EXERCISE REQUIREMENTS. Copy out each line of the data that holds the word "screenshot".

Collected data.

==================================================

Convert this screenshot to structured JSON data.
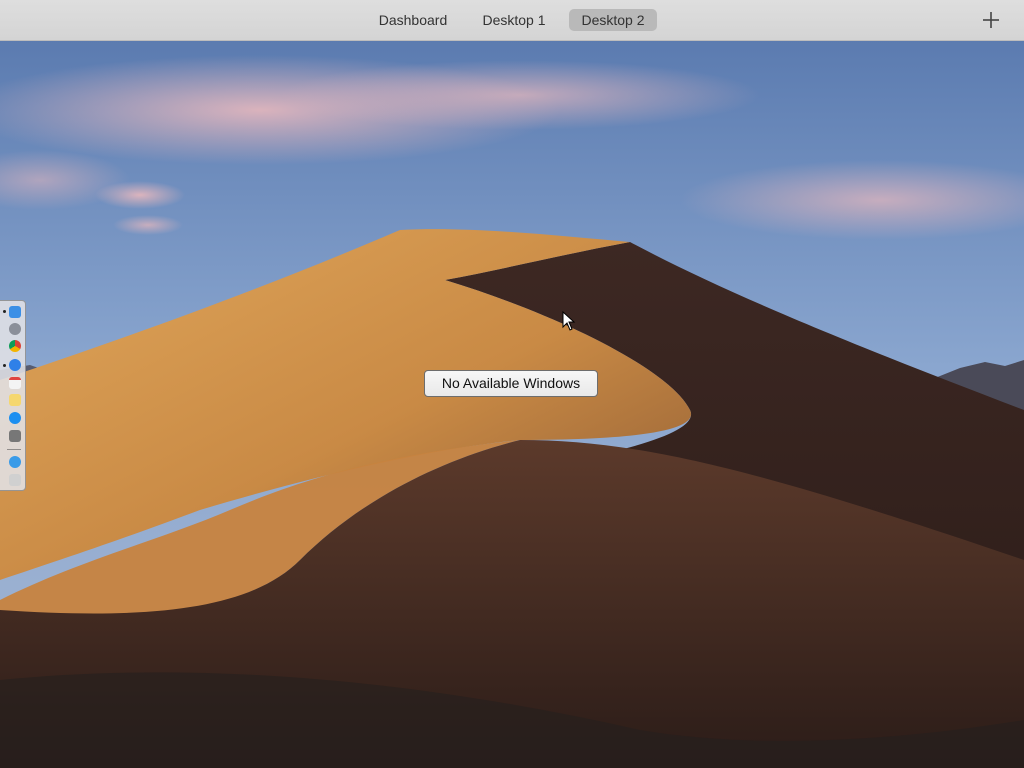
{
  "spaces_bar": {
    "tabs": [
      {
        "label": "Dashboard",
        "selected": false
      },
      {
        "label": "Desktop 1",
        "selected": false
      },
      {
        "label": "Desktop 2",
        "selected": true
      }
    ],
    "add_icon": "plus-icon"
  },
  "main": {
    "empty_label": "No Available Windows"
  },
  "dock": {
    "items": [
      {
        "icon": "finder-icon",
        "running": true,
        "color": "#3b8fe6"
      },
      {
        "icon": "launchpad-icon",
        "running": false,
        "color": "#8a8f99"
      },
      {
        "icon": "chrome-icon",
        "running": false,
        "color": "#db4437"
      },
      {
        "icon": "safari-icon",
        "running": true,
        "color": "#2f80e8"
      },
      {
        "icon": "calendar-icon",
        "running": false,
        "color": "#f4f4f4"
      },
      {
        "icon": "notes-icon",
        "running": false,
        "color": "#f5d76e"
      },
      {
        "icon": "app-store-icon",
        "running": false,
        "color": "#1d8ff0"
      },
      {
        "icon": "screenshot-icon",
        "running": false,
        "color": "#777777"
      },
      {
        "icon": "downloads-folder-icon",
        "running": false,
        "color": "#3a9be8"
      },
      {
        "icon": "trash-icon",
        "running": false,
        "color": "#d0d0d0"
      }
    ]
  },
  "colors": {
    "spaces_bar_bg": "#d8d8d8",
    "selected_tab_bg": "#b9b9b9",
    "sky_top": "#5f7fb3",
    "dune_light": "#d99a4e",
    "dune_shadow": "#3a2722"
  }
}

==================================================

EXERCISE RESPONSE.
Convert this screenshot to structured JSON data.
        "icon": "screenshot-icon",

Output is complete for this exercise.